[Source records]
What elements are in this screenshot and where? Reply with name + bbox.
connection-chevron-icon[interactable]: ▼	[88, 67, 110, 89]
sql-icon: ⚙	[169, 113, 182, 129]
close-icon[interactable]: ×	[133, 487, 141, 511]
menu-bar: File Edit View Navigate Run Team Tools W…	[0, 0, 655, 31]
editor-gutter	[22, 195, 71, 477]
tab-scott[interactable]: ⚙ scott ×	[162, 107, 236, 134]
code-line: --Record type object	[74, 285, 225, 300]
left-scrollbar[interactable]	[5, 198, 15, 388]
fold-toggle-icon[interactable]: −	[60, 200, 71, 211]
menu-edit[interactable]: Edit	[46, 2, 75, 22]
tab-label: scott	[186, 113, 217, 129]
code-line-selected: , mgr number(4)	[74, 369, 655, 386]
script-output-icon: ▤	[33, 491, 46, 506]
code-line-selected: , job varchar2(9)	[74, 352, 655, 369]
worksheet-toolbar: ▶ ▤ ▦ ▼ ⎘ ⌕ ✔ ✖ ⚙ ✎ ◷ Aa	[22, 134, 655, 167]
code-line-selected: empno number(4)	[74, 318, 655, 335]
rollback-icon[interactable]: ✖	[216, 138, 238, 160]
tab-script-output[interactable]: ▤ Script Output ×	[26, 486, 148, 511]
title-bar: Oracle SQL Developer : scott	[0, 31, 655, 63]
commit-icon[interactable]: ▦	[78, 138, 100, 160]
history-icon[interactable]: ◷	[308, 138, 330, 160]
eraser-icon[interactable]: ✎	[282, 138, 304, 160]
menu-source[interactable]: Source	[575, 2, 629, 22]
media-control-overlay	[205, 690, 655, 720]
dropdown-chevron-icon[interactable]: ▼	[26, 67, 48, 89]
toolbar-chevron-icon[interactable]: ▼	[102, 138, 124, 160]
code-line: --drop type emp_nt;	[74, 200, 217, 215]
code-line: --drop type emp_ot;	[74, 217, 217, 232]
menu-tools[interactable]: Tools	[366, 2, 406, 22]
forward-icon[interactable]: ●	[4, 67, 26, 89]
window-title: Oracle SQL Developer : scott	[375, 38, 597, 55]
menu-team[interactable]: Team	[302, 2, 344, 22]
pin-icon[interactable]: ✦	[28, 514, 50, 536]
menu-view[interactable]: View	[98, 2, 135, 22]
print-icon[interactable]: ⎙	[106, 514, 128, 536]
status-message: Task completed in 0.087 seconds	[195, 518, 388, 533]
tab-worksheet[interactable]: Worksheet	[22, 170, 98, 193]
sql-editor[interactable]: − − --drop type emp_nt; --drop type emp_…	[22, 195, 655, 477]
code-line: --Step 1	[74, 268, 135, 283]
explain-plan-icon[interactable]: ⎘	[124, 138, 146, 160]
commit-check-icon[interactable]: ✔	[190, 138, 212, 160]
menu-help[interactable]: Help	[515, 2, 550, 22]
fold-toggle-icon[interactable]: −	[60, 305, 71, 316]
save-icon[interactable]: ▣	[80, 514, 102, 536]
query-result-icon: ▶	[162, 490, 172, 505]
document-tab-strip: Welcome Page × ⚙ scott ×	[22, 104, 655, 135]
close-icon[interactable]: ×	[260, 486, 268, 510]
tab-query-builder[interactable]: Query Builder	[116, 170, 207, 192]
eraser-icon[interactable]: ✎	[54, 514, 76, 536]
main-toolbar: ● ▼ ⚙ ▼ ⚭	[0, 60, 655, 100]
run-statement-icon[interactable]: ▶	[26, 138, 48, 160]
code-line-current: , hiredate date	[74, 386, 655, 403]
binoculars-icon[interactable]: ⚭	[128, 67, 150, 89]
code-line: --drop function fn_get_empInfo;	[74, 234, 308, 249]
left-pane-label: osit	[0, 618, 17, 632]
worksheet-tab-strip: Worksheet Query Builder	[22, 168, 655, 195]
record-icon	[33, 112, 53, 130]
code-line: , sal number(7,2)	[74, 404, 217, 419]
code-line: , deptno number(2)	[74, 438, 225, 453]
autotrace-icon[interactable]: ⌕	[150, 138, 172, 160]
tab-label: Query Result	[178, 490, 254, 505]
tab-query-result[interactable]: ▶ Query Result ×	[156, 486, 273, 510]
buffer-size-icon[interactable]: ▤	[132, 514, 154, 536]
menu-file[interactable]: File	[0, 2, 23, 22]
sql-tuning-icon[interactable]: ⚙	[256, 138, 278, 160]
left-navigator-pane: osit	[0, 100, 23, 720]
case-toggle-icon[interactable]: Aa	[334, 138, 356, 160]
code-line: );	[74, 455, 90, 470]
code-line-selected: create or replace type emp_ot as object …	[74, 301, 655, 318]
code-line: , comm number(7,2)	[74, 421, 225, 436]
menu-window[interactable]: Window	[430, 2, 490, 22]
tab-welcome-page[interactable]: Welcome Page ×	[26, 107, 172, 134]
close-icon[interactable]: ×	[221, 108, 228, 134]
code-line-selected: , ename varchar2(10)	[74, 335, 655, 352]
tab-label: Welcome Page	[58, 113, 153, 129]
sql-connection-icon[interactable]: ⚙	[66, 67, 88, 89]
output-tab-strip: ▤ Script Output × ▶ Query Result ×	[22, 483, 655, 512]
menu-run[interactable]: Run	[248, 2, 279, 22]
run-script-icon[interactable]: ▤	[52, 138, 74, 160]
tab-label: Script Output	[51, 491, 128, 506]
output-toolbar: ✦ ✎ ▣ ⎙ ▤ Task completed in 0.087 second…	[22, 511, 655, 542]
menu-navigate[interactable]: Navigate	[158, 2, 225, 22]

Stated task — Can you give the material above again, substituting "Run Log" for every "Script Output" and leaving everything else as it stands?

Written reply —
What elements are in this screenshot and where? Reply with name + bbox.
connection-chevron-icon[interactable]: ▼	[88, 67, 110, 89]
sql-icon: ⚙	[169, 113, 182, 129]
close-icon[interactable]: ×	[133, 487, 141, 511]
menu-bar: File Edit View Navigate Run Team Tools W…	[0, 0, 655, 31]
editor-gutter	[22, 195, 71, 477]
tab-scott[interactable]: ⚙ scott ×	[162, 107, 236, 134]
code-line: --Record type object	[74, 285, 225, 300]
left-scrollbar[interactable]	[5, 198, 15, 388]
fold-toggle-icon[interactable]: −	[60, 200, 71, 211]
menu-edit[interactable]: Edit	[46, 2, 75, 22]
tab-label: scott	[186, 113, 217, 129]
code-line-selected: , mgr number(4)	[74, 369, 655, 386]
script-output-icon: ▤	[33, 491, 46, 506]
code-line-selected: , job varchar2(9)	[74, 352, 655, 369]
worksheet-toolbar: ▶ ▤ ▦ ▼ ⎘ ⌕ ✔ ✖ ⚙ ✎ ◷ Aa	[22, 134, 655, 167]
code-line-selected: empno number(4)	[74, 318, 655, 335]
rollback-icon[interactable]: ✖	[216, 138, 238, 160]
tab-script-output[interactable]: ▤ Run Log ×	[26, 486, 148, 511]
title-bar: Oracle SQL Developer : scott	[0, 31, 655, 63]
commit-icon[interactable]: ▦	[78, 138, 100, 160]
history-icon[interactable]: ◷	[308, 138, 330, 160]
eraser-icon[interactable]: ✎	[282, 138, 304, 160]
menu-source[interactable]: Source	[575, 2, 629, 22]
media-control-overlay	[205, 690, 655, 720]
dropdown-chevron-icon[interactable]: ▼	[26, 67, 48, 89]
toolbar-chevron-icon[interactable]: ▼	[102, 138, 124, 160]
code-line: --drop type emp_nt;	[74, 200, 217, 215]
code-line: --drop type emp_ot;	[74, 217, 217, 232]
menu-tools[interactable]: Tools	[366, 2, 406, 22]
forward-icon[interactable]: ●	[4, 67, 26, 89]
window-title: Oracle SQL Developer : scott	[375, 38, 597, 55]
menu-team[interactable]: Team	[302, 2, 344, 22]
pin-icon[interactable]: ✦	[28, 514, 50, 536]
menu-view[interactable]: View	[98, 2, 135, 22]
print-icon[interactable]: ⎙	[106, 514, 128, 536]
status-message: Task completed in 0.087 seconds	[195, 518, 388, 533]
tab-worksheet[interactable]: Worksheet	[22, 170, 98, 193]
sql-editor[interactable]: − − --drop type emp_nt; --drop type emp_…	[22, 195, 655, 477]
code-line: --Step 1	[74, 268, 135, 283]
explain-plan-icon[interactable]: ⎘	[124, 138, 146, 160]
commit-check-icon[interactable]: ✔	[190, 138, 212, 160]
menu-help[interactable]: Help	[515, 2, 550, 22]
fold-toggle-icon[interactable]: −	[60, 305, 71, 316]
save-icon[interactable]: ▣	[80, 514, 102, 536]
query-result-icon: ▶	[162, 490, 172, 505]
document-tab-strip: Welcome Page × ⚙ scott ×	[22, 104, 655, 135]
close-icon[interactable]: ×	[260, 486, 268, 510]
tab-query-builder[interactable]: Query Builder	[116, 170, 207, 192]
eraser-icon[interactable]: ✎	[54, 514, 76, 536]
main-toolbar: ● ▼ ⚙ ▼ ⚭	[0, 60, 655, 100]
run-statement-icon[interactable]: ▶	[26, 138, 48, 160]
code-line-current: , hiredate date	[74, 386, 655, 403]
binoculars-icon[interactable]: ⚭	[128, 67, 150, 89]
code-line: --drop function fn_get_empInfo;	[74, 234, 308, 249]
left-pane-label: osit	[0, 618, 17, 632]
worksheet-tab-strip: Worksheet Query Builder	[22, 168, 655, 195]
record-icon	[33, 112, 53, 130]
code-line: , sal number(7,2)	[74, 404, 217, 419]
code-line: , deptno number(2)	[74, 438, 225, 453]
autotrace-icon[interactable]: ⌕	[150, 138, 172, 160]
tab-label: Query Result	[178, 490, 254, 505]
tab-query-result[interactable]: ▶ Query Result ×	[156, 486, 273, 510]
buffer-size-icon[interactable]: ▤	[132, 514, 154, 536]
menu-file[interactable]: File	[0, 2, 23, 22]
sql-tuning-icon[interactable]: ⚙	[256, 138, 278, 160]
left-navigator-pane: osit	[0, 100, 23, 720]
case-toggle-icon[interactable]: Aa	[334, 138, 356, 160]
code-line: );	[74, 455, 90, 470]
code-line-selected: create or replace type emp_ot as object …	[74, 301, 655, 318]
code-line: , comm number(7,2)	[74, 421, 225, 436]
menu-window[interactable]: Window	[430, 2, 490, 22]
tab-welcome-page[interactable]: Welcome Page ×	[26, 107, 172, 134]
close-icon[interactable]: ×	[221, 108, 228, 134]
code-line-selected: , ename varchar2(10)	[74, 335, 655, 352]
tab-label: Welcome Page	[58, 113, 153, 129]
sql-connection-icon[interactable]: ⚙	[66, 67, 88, 89]
output-tab-strip: ▤ Run Log × ▶ Query Result ×	[22, 483, 655, 512]
menu-run[interactable]: Run	[248, 2, 279, 22]
run-script-icon[interactable]: ▤	[52, 138, 74, 160]
tab-label: Run Log	[51, 491, 128, 506]
output-toolbar: ✦ ✎ ▣ ⎙ ▤ Task completed in 0.087 second…	[22, 511, 655, 542]
menu-navigate[interactable]: Navigate	[158, 2, 225, 22]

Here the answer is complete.